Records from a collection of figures
- - -

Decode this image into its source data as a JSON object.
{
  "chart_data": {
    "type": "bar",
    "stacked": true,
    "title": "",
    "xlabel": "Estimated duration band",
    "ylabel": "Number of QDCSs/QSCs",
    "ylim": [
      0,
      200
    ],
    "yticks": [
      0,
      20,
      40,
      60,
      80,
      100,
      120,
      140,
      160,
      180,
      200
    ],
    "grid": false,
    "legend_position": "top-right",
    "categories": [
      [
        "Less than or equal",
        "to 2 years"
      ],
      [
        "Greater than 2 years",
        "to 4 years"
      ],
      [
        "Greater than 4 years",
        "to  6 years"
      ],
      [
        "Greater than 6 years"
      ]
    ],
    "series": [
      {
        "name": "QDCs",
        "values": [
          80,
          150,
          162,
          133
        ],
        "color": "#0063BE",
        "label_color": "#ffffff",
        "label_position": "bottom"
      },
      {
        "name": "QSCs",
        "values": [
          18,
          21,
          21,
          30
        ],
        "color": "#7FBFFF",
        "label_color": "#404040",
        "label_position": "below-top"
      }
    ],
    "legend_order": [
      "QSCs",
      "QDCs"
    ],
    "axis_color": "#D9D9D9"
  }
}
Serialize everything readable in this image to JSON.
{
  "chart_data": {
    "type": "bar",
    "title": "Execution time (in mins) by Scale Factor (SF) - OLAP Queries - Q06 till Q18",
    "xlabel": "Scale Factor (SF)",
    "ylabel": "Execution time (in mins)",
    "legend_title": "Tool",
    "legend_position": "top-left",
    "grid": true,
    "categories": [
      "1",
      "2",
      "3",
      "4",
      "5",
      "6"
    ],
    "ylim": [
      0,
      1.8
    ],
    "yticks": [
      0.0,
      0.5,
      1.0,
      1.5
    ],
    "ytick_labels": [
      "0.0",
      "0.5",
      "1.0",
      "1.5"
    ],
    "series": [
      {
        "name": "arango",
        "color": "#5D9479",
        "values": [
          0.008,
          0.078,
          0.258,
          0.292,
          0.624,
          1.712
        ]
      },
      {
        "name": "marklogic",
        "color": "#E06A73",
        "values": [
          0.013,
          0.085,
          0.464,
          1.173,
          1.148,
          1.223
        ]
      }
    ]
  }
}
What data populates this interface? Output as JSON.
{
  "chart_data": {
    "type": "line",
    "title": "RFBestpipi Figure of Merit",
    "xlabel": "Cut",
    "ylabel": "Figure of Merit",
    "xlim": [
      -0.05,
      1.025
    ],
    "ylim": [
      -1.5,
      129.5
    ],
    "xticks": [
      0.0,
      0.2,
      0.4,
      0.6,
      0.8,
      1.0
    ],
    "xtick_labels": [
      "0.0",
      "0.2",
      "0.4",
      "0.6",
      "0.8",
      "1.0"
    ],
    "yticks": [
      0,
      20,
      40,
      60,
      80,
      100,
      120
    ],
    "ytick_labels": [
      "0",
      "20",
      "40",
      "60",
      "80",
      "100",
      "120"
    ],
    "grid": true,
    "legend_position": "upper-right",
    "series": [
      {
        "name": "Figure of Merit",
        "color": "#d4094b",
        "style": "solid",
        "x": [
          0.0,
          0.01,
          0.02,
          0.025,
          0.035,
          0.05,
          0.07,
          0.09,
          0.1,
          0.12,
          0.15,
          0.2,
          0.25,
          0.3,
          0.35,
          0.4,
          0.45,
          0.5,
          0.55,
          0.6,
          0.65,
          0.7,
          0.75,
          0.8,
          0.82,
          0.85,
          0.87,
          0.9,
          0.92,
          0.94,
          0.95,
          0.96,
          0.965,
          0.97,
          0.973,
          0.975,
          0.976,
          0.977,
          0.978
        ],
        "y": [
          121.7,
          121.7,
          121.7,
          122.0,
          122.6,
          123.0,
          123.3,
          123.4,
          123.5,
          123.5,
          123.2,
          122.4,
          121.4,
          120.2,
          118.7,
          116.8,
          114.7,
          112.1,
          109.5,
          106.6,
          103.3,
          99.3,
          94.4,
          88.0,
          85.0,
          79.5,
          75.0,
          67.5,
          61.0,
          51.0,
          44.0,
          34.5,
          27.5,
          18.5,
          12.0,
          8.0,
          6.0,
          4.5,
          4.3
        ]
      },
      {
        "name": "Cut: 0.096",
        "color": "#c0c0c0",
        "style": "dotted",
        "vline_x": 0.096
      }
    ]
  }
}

- - -

[Exercise prompt]: Tally the lines in this data that hold the word "time" and state only the count.

[Output of the task]: 2